■ Work to complete: Each line in the entries below that holds the string "ÓLEO" is to be listed.

::: Data provided

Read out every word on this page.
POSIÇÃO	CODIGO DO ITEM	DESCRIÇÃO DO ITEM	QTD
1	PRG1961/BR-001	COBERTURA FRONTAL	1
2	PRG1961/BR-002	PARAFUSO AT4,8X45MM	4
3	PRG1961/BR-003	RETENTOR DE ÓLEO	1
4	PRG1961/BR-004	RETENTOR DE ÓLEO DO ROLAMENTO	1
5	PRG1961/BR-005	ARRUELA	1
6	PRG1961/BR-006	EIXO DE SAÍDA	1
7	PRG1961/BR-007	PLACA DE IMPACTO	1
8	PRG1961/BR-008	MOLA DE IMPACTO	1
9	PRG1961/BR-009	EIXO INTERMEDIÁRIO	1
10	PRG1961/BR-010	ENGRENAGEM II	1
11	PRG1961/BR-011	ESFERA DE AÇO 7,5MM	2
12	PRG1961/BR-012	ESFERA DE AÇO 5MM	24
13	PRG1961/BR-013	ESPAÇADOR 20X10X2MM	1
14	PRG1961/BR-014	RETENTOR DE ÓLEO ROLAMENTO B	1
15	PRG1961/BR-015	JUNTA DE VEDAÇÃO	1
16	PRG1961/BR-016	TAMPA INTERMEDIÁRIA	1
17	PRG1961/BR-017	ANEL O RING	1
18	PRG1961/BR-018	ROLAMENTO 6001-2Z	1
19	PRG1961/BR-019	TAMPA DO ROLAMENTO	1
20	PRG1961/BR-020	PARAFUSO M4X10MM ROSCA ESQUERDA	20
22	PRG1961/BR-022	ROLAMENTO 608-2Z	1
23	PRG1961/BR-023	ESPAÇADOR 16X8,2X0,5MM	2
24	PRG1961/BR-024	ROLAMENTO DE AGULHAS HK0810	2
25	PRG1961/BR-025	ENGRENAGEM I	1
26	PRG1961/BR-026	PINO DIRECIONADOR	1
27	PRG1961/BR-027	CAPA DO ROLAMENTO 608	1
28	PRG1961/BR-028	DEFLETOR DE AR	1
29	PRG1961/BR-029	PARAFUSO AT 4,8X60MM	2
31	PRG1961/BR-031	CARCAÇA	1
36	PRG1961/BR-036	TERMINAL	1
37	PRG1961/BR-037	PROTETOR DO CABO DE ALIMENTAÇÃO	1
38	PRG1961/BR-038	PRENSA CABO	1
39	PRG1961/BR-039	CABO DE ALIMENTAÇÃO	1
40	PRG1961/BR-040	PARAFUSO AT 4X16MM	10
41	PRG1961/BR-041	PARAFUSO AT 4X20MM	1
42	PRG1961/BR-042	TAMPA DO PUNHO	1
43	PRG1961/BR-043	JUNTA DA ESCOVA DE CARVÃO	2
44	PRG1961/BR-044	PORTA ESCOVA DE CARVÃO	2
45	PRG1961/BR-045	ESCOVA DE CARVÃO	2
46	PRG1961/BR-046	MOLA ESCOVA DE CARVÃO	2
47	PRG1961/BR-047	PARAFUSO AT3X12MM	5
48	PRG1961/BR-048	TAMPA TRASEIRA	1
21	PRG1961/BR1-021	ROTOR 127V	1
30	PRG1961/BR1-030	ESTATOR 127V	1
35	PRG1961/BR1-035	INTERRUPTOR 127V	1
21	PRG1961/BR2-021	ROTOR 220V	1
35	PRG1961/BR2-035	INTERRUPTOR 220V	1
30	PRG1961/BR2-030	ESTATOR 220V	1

::::::

■ Full answer:
3	PRG1961/BR-003	RETENTOR DE ÓLEO	1
4	PRG1961/BR-004	RETENTOR DE ÓLEO DO ROLAMENTO	1
14	PRG1961/BR-014	RETENTOR DE ÓLEO ROLAMENTO B	1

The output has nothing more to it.